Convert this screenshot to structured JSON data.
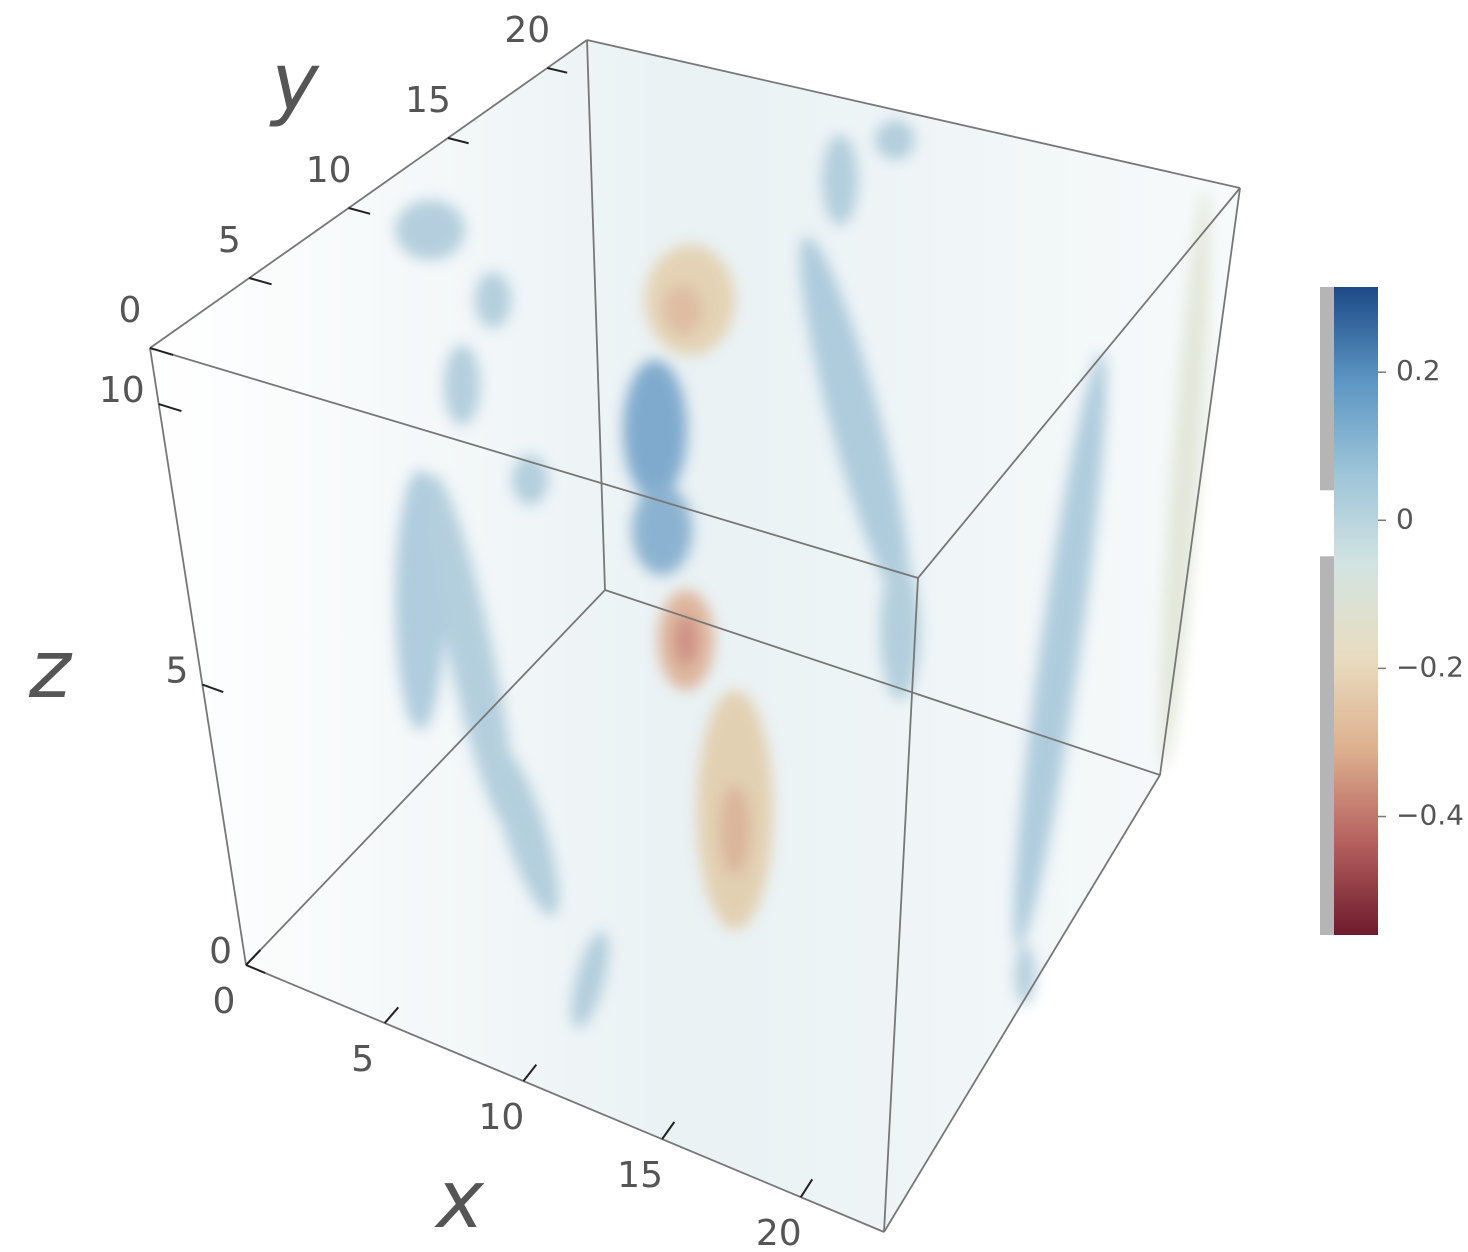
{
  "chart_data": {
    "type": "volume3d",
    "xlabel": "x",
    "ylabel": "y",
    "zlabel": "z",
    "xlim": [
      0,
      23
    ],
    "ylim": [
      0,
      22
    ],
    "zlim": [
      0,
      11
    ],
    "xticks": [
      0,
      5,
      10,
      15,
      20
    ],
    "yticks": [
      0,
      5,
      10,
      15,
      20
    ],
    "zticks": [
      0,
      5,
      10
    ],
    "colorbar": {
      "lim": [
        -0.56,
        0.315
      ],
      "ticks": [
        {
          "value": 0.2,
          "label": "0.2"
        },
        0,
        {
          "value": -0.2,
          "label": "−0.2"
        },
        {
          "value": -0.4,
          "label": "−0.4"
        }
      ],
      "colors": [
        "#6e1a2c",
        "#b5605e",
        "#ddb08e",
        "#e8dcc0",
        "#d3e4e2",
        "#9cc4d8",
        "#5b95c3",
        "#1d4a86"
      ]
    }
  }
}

========

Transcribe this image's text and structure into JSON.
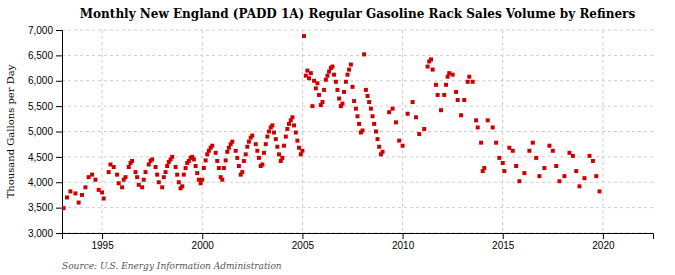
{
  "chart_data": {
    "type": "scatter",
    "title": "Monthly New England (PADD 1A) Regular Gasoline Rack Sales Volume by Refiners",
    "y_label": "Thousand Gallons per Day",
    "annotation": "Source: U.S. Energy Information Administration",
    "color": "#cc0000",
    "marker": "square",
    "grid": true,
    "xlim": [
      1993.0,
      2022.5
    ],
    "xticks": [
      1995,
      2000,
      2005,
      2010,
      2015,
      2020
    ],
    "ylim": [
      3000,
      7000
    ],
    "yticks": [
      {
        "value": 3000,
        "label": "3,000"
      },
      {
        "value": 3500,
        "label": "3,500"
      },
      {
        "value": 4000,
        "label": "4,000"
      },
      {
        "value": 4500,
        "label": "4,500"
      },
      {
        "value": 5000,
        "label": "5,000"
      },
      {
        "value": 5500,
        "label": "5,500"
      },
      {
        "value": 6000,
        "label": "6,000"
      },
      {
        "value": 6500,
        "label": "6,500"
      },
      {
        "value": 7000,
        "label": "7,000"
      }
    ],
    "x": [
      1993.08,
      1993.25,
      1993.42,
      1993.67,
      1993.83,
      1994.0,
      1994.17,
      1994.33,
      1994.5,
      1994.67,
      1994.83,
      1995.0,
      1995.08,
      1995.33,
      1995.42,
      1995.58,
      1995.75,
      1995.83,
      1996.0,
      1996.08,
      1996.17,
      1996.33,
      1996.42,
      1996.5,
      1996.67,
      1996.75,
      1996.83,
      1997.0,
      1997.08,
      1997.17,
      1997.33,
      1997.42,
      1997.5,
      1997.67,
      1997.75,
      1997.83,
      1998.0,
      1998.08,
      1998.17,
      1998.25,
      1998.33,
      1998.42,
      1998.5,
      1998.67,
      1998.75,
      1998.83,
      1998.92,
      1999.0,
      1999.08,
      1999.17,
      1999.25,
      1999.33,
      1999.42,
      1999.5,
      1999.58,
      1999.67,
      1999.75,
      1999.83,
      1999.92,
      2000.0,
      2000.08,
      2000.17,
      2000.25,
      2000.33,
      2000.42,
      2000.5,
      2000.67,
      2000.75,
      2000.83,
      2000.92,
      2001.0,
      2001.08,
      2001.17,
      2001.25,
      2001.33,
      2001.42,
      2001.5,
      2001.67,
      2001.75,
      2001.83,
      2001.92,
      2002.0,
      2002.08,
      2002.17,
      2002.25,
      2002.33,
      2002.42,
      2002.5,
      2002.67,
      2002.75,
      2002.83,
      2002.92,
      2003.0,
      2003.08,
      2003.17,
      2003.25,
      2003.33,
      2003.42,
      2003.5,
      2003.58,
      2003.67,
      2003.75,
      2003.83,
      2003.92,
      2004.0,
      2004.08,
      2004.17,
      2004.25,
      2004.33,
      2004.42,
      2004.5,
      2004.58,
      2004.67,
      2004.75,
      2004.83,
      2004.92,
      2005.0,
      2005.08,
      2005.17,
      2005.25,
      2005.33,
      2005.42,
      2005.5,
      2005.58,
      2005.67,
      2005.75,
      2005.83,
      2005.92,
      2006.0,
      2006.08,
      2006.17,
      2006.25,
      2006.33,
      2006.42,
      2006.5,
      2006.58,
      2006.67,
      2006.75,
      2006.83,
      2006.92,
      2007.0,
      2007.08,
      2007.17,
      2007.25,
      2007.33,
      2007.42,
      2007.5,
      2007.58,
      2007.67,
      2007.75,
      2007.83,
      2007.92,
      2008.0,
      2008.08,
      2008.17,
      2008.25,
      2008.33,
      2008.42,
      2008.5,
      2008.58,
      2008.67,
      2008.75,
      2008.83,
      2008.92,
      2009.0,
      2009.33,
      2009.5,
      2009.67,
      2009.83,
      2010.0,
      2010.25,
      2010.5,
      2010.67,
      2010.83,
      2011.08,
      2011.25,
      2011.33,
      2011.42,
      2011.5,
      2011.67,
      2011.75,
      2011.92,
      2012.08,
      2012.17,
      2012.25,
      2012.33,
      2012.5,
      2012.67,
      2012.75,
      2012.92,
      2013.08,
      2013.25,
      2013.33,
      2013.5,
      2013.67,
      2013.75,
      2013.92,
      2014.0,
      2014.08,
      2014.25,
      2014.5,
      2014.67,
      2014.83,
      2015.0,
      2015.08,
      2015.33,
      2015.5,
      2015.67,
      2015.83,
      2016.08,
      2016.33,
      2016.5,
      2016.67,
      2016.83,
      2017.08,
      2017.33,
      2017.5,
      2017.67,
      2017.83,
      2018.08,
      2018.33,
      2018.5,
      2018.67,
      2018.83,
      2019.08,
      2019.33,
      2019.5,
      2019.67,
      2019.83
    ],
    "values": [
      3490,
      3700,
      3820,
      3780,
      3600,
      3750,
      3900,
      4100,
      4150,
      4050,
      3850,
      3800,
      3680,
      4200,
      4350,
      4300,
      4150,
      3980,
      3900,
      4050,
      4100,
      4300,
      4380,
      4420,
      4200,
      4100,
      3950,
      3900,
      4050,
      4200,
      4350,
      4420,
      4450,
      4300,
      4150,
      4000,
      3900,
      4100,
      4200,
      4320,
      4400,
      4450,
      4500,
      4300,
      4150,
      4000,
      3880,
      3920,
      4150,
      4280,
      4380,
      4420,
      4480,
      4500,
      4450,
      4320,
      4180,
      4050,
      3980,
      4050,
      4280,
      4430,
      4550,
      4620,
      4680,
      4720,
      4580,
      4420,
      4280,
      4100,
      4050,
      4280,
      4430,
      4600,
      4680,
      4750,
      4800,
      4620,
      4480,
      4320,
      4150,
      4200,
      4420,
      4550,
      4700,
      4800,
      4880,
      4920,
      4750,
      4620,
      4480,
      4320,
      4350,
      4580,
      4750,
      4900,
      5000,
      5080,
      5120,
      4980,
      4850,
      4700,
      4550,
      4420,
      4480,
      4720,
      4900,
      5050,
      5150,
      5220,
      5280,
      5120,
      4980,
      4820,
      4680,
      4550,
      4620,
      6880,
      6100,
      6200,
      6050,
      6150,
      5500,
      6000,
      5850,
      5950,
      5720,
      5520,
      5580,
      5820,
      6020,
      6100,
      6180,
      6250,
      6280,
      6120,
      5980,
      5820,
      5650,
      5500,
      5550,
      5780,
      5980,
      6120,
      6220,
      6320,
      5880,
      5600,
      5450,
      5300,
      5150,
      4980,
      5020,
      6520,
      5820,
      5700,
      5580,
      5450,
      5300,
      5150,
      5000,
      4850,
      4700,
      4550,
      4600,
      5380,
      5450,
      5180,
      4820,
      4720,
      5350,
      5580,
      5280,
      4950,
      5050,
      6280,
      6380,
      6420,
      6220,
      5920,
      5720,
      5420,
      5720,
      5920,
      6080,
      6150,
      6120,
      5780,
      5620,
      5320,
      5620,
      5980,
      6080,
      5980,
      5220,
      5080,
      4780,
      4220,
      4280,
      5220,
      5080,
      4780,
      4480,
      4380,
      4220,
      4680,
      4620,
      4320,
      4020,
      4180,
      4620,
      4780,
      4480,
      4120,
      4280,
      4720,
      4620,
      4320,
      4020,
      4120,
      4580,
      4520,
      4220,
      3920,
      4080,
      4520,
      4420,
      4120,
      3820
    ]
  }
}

========

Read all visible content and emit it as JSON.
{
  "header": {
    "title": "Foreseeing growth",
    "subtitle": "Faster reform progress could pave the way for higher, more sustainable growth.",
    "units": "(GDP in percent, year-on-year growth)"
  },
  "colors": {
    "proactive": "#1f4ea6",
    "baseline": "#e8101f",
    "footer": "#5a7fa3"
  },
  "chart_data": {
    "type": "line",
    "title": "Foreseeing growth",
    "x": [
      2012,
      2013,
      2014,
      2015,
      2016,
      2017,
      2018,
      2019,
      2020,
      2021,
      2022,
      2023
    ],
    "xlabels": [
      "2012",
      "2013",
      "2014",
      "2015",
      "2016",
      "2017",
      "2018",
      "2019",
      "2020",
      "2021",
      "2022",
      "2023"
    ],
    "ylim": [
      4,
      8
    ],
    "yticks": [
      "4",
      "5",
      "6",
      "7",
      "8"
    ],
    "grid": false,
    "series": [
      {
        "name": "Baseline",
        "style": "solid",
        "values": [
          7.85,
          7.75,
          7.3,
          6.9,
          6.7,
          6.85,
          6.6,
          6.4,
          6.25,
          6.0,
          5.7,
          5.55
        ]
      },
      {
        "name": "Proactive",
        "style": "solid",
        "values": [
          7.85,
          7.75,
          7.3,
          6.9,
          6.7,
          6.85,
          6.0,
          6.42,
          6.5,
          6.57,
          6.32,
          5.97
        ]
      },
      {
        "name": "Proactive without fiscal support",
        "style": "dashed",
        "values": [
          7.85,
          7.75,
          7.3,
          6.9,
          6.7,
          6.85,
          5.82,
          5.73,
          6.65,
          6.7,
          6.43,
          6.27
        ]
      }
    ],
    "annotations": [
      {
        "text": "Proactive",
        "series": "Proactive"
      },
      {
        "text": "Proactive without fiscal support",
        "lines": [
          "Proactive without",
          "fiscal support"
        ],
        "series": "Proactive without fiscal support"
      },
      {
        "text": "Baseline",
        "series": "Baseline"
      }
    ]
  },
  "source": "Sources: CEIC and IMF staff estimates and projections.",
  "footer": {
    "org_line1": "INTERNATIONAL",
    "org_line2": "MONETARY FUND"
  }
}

========

Request: In the listing above, find each line with the word "series" and copy it.

Solved problem:
    "series": [
        "series": "Proactive"
        "series": "Proactive without fiscal support"
        "series": "Baseline"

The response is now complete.